• [RECORD EXCERPTS]:
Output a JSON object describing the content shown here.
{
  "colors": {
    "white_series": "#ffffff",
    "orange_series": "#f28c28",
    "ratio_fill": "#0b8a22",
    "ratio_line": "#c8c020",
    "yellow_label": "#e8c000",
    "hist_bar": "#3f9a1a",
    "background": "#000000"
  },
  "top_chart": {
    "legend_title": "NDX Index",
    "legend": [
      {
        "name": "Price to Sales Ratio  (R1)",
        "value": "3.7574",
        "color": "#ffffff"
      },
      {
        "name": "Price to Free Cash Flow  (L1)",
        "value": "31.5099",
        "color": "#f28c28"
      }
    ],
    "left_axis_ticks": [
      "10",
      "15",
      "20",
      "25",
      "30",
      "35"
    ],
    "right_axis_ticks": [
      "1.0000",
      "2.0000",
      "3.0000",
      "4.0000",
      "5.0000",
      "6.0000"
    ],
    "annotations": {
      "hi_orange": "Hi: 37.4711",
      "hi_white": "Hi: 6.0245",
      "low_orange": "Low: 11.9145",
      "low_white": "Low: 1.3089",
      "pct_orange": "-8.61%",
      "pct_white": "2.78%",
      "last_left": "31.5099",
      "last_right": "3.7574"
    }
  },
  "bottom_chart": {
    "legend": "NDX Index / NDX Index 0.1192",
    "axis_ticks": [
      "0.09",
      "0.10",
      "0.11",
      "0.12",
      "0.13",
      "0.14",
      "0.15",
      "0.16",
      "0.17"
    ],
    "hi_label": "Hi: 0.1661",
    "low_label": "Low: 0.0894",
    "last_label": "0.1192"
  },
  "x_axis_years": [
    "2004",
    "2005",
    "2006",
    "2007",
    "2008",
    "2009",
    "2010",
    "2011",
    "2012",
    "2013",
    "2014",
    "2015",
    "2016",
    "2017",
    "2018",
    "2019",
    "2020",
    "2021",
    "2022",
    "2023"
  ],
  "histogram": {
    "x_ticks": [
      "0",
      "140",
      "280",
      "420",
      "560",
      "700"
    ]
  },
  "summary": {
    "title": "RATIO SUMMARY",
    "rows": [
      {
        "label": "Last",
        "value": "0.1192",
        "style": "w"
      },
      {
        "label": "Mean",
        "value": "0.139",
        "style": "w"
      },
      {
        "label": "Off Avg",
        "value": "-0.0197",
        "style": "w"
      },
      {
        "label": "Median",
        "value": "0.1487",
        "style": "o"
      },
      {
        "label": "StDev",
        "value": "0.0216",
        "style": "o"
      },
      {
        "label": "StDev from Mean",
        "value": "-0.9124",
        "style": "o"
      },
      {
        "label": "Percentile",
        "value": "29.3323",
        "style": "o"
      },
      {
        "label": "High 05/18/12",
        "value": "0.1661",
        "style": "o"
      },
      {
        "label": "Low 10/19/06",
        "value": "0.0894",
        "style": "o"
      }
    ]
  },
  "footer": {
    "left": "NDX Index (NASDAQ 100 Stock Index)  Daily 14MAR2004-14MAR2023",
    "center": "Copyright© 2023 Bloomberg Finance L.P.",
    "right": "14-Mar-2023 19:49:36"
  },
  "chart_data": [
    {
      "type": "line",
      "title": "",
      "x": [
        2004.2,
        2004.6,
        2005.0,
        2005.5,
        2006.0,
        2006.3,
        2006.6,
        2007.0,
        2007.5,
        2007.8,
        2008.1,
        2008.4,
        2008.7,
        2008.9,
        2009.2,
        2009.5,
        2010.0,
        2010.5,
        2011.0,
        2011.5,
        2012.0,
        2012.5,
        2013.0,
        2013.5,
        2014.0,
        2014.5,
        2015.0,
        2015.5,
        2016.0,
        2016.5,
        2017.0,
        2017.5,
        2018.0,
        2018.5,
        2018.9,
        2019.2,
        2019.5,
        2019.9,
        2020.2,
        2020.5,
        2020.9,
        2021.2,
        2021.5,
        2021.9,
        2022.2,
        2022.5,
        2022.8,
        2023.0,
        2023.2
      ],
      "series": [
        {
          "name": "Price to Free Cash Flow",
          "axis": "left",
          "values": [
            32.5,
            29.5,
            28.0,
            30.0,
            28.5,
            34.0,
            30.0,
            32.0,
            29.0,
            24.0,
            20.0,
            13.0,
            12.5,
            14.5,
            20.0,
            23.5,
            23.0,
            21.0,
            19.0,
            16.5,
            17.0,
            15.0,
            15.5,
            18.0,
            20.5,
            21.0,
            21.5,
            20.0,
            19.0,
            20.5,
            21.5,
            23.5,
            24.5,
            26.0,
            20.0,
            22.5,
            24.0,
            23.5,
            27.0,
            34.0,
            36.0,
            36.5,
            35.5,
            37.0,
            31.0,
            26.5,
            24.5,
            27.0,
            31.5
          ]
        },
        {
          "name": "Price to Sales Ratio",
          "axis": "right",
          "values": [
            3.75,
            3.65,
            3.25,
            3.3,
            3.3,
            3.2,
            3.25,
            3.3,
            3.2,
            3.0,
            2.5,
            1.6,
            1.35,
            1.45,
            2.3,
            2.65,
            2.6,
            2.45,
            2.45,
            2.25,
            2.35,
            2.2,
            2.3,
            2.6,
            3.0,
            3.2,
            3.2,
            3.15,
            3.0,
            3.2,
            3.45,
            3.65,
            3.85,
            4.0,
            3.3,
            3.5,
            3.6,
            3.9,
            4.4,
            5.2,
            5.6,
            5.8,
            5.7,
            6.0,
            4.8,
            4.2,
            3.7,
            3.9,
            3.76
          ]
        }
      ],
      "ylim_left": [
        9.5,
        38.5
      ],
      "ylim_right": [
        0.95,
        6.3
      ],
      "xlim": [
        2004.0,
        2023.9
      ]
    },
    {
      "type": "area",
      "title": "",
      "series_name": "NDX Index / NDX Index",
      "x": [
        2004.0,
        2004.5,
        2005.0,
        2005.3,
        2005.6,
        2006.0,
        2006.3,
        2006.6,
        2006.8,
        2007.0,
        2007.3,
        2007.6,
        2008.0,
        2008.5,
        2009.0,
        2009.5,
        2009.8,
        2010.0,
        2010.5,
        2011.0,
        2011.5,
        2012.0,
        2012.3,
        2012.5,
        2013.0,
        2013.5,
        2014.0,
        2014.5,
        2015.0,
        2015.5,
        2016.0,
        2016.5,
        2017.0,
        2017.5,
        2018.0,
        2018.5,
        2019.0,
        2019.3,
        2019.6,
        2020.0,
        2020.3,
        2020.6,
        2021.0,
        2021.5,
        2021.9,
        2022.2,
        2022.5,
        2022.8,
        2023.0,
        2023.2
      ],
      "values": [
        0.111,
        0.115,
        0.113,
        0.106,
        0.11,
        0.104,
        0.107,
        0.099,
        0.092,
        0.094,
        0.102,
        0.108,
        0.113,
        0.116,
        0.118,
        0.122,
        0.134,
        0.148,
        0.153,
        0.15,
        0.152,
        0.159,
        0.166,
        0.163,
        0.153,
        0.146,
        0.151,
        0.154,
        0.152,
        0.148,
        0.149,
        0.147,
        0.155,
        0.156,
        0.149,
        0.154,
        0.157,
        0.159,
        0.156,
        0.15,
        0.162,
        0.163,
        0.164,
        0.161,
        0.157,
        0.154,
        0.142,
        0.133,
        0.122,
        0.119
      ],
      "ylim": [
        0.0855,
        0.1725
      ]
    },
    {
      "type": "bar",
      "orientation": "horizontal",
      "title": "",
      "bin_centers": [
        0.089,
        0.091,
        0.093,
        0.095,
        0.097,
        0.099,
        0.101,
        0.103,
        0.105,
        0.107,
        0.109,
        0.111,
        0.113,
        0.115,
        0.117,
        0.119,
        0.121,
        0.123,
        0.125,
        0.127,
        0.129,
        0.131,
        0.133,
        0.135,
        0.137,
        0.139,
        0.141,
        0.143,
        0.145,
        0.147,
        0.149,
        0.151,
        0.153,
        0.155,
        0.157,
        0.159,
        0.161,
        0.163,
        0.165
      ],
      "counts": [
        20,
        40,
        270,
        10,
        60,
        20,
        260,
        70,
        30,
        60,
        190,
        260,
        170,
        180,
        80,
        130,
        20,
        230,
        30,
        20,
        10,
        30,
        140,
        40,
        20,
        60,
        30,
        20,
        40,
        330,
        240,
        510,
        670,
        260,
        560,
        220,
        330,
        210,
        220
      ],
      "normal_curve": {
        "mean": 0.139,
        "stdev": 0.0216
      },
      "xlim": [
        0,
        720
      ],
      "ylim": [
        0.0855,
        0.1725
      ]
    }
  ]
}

• [WHAT IS BEING ASKED]:
Filter the records above for "Flow" and copy every matching line.

• [WORKED ANSWER]:
        "name": "Price to Free Cash Flow  (L1)",
          "name": "Price to Free Cash Flow",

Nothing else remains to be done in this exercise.